Data records
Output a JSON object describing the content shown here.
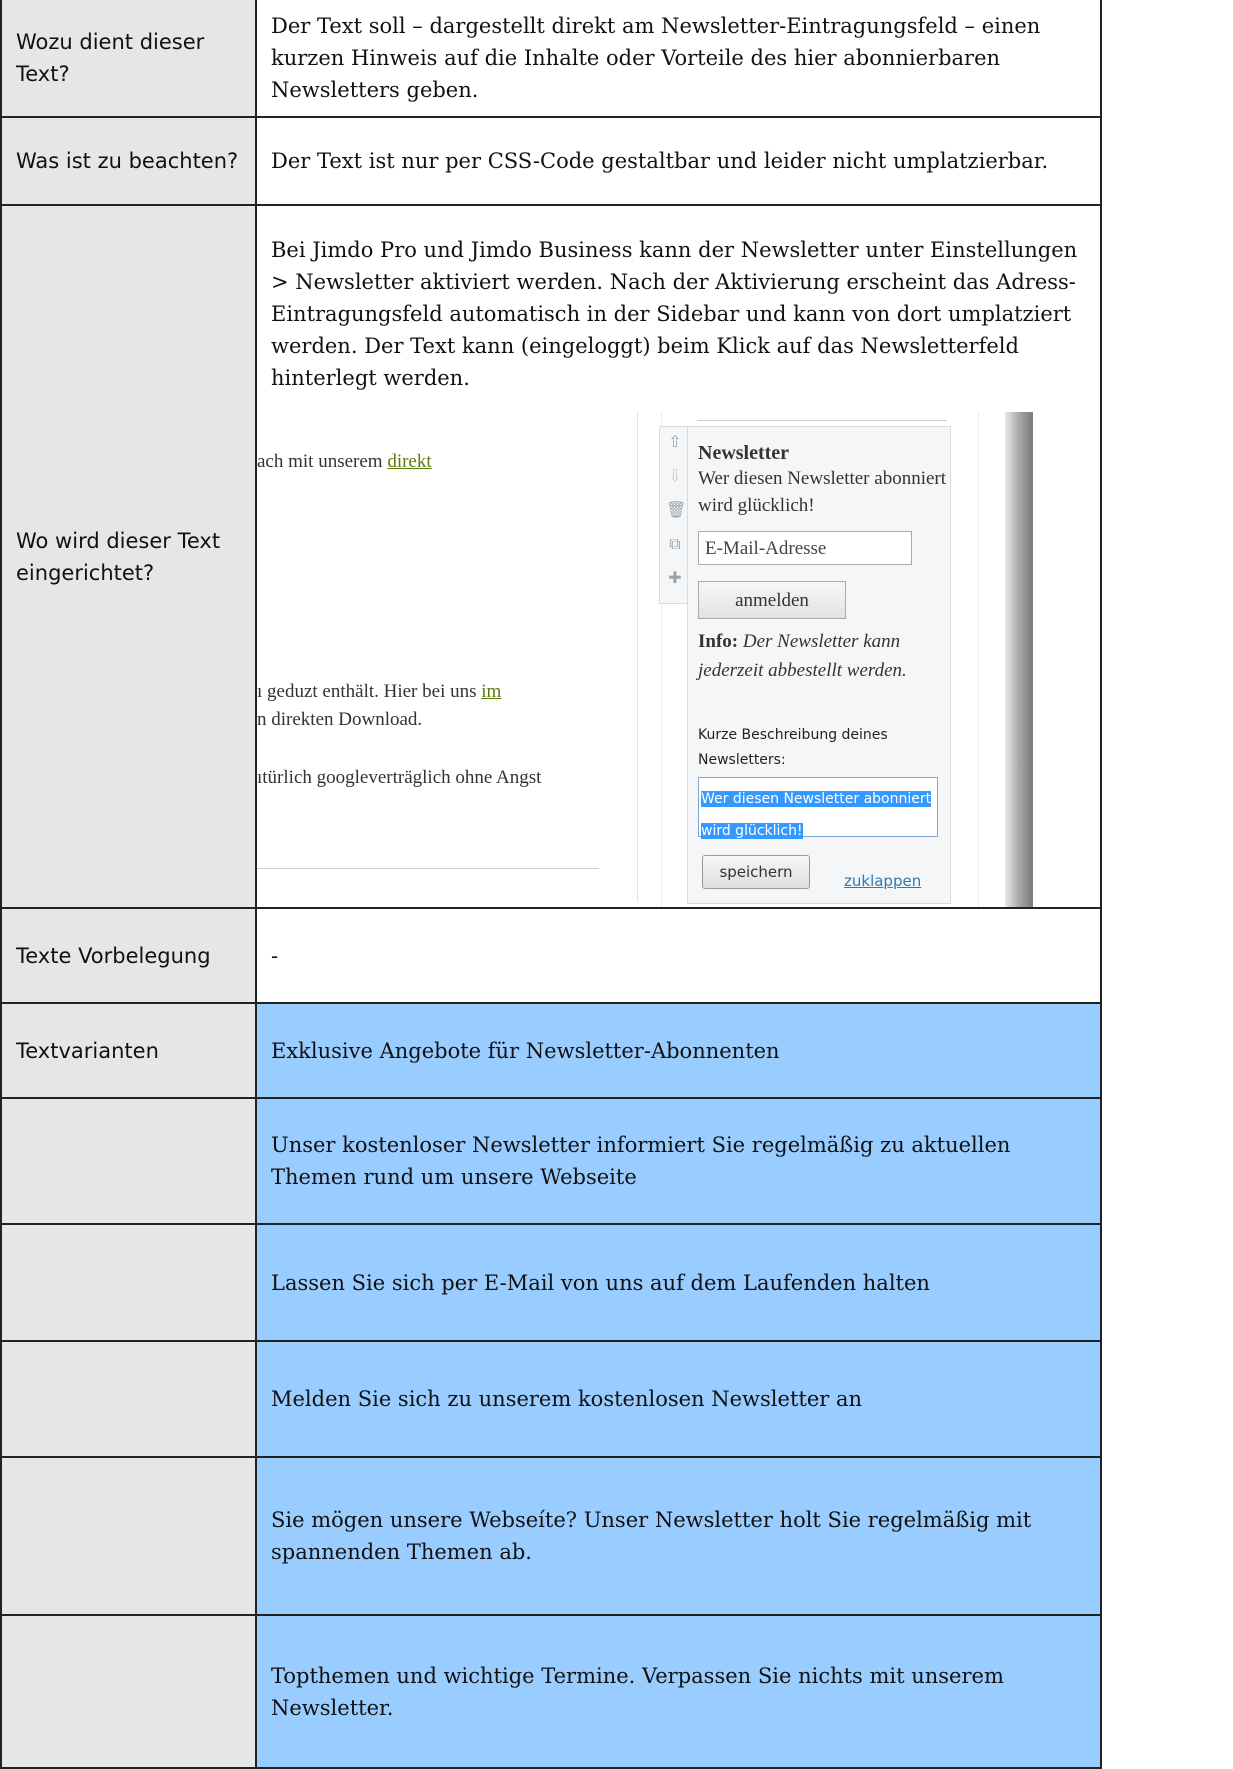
{
  "rows": [
    {
      "label": "Wozu dient dieser Text?",
      "value": "Der Text soll – dargestellt direkt am Newsletter-Eintragungsfeld – einen kurzen Hinweis auf die Inhalte oder Vorteile des hier abonnierbaren Newsletters geben."
    },
    {
      "label": "Was ist zu beachten?",
      "value": "Der Text ist nur per CSS-Code gestaltbar und leider nicht umplatzierbar."
    },
    {
      "label": "Wo wird dieser Text eingerichtet?",
      "value": "Bei Jimdo Pro und Jimdo Business kann der Newsletter unter Einstellungen > Newsletter aktiviert werden. Nach der Aktivierung erscheint das Adress-Eintragungsfeld automatisch in der Sidebar und kann von dort umplatziert werden. Der Text kann (eingeloggt) beim Klick auf das Newsletterfeld hinterlegt werden."
    },
    {
      "label": "Texte Vorbelegung",
      "value": "-"
    },
    {
      "label": "Textvarianten",
      "value": "Exklusive Angebote für Newsletter-Abonnenten"
    },
    {
      "label": "",
      "value": "Unser kostenloser Newsletter informiert Sie regelmäßig zu aktuellen Themen rund um unsere Webseite"
    },
    {
      "label": "",
      "value": "Lassen Sie sich per E-Mail von uns auf dem Laufenden halten"
    },
    {
      "label": "",
      "value": "Melden Sie sich zu unserem kostenlosen Newsletter an"
    },
    {
      "label": "",
      "value": "Sie mögen unsere Webseíte? Unser Newsletter holt Sie regelmäßig mit spannenden Themen ab."
    },
    {
      "label": "",
      "value": "Topthemen und wichtige Termine. Verpassen Sie nichts mit unserem Newsletter."
    }
  ],
  "screenshot": {
    "left_page": {
      "line1_prefix": "ach mit unserem ",
      "line1_link": "direkt",
      "line2_prefix": "ı geduzt enthält. Hier bei uns ",
      "line2_link": "im",
      "line3": "n direkten Download.",
      "line4": "ıtürlich googleverträglich ohne Angst"
    },
    "widget": {
      "title": "Newsletter",
      "description": "Wer diesen Newsletter abonniert wird glücklich!",
      "email_placeholder": "E-Mail-Adresse",
      "subscribe_button": "anmelden",
      "info_label": "Info:",
      "info_text": "Der Newsletter kann jederzeit abbestellt werden.",
      "short_description_label": "Kurze Beschreibung deines Newsletters:",
      "textarea_value": "Wer diesen Newsletter abonniert wird glücklich!",
      "save_button": "speichern",
      "collapse_link": "zuklappen"
    },
    "toolbar_icons": [
      "arrow-up-icon",
      "arrow-down-icon",
      "trash-icon",
      "copy-icon",
      "add-icon"
    ]
  }
}
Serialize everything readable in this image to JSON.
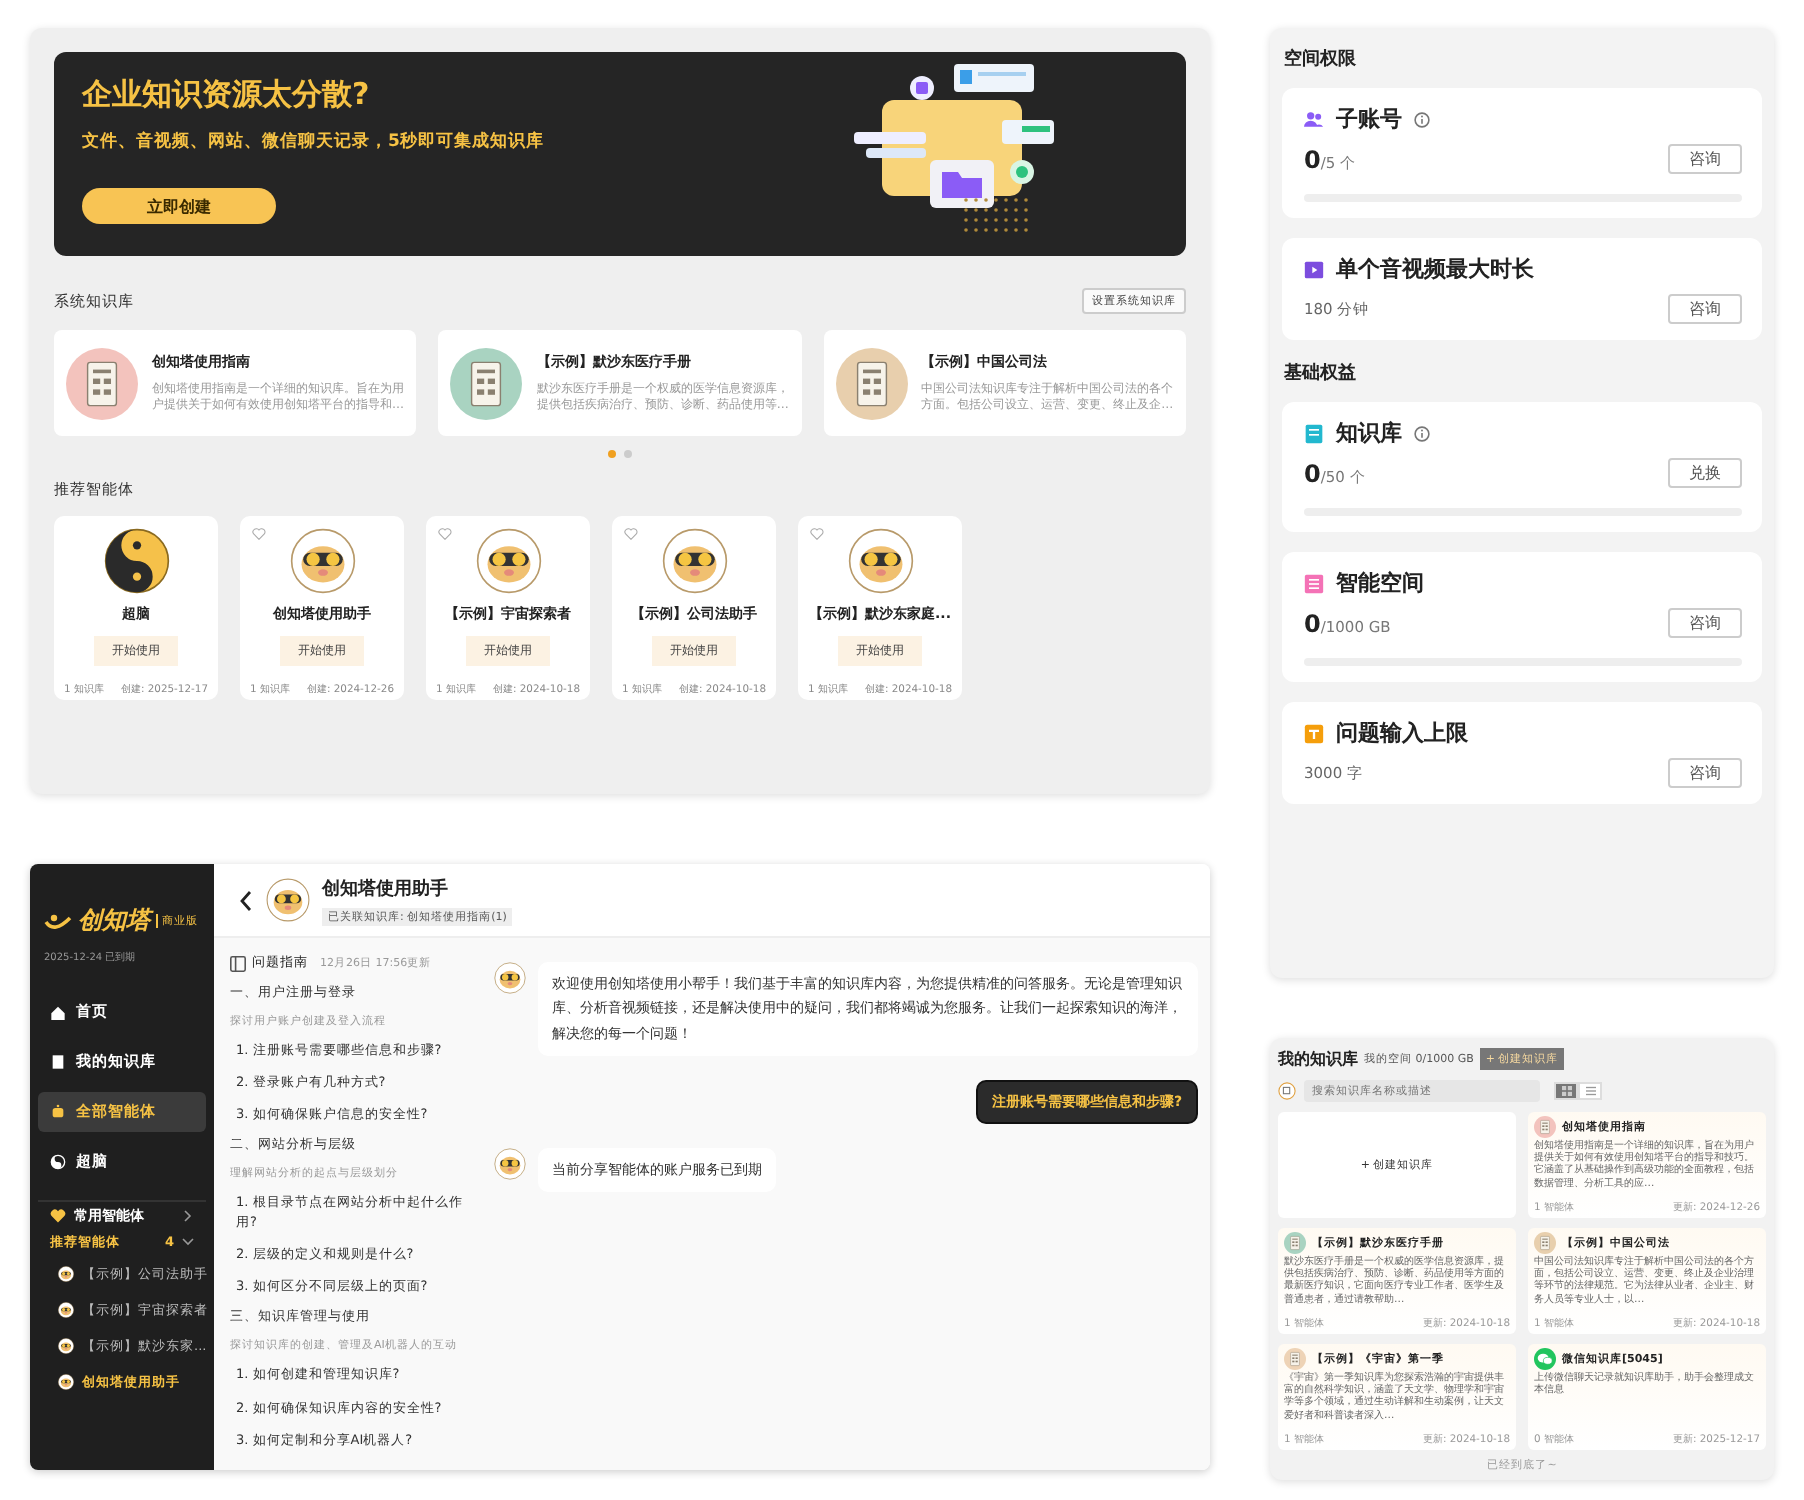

--- The problem ---
Where a line holds "kann", copy it out.

--- Task answer ---
      "value": "Bei Jimdo Pro und Jimdo Business kann der Newsletter unter Einstellungen > Newsletter aktiviert werden. Nach der Aktivierung erscheint das Adress-Eintragungsfeld automatisch in der Sidebar und kann von dort umplatziert werden. Der Text kann (eingeloggt) beim Klick auf das Newsletterfeld hinterlegt werden."
      "info_text": "Der Newsletter kann jederzeit abbestellt werden.",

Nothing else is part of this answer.